> [To do]
Tally the lines in these records that hold the string "text", and reply with the number alone.

>> Begin Records shown

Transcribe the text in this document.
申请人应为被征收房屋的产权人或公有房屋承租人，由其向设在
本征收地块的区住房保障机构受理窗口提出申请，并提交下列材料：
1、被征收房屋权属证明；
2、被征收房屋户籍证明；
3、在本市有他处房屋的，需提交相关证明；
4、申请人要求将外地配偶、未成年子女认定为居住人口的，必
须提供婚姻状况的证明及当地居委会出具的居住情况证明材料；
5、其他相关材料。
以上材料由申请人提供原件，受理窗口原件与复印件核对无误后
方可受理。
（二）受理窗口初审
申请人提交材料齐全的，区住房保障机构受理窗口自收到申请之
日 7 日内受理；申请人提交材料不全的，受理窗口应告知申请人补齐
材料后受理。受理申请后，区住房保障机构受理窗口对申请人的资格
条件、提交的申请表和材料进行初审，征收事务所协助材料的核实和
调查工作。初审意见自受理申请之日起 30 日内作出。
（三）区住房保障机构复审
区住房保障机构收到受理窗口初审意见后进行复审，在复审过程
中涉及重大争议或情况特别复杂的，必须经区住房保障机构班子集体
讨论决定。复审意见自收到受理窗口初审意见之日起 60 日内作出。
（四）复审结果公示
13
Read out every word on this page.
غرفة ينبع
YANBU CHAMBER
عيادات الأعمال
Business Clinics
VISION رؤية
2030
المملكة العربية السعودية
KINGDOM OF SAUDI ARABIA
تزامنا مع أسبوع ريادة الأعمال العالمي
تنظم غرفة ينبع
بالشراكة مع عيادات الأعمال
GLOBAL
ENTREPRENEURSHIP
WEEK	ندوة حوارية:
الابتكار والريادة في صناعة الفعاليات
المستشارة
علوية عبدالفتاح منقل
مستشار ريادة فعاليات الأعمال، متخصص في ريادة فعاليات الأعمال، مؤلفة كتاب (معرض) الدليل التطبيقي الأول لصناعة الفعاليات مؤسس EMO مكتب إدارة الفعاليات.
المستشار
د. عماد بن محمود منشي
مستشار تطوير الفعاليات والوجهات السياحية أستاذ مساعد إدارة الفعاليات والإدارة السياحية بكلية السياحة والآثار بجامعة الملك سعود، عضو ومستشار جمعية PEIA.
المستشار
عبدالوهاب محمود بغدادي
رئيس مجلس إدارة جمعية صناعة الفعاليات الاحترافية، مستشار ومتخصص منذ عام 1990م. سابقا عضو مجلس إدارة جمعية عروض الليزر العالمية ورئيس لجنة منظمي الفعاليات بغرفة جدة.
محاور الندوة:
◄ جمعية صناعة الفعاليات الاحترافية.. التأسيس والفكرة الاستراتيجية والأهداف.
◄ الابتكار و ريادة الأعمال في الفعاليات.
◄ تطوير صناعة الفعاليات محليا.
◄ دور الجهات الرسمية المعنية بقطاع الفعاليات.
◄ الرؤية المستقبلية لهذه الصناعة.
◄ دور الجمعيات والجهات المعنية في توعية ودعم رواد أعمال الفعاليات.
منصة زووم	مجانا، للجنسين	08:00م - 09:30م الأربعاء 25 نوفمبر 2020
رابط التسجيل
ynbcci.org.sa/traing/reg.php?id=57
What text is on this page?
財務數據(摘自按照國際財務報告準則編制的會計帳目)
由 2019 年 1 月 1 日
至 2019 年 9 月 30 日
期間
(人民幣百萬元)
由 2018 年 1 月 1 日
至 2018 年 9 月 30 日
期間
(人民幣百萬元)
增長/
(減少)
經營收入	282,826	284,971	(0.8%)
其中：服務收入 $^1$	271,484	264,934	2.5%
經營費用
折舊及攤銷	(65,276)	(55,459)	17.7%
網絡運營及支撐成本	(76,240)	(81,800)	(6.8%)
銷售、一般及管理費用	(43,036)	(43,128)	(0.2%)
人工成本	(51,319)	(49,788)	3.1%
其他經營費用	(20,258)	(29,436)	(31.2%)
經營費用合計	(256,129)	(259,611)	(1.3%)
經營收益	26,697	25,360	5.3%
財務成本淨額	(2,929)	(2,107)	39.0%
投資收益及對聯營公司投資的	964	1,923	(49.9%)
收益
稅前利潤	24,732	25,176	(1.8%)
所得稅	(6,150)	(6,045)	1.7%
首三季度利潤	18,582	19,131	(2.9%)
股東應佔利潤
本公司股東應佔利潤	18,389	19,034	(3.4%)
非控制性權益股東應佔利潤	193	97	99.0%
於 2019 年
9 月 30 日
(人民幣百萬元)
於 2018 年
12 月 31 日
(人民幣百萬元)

>> End Records shown

> [Complete response]
2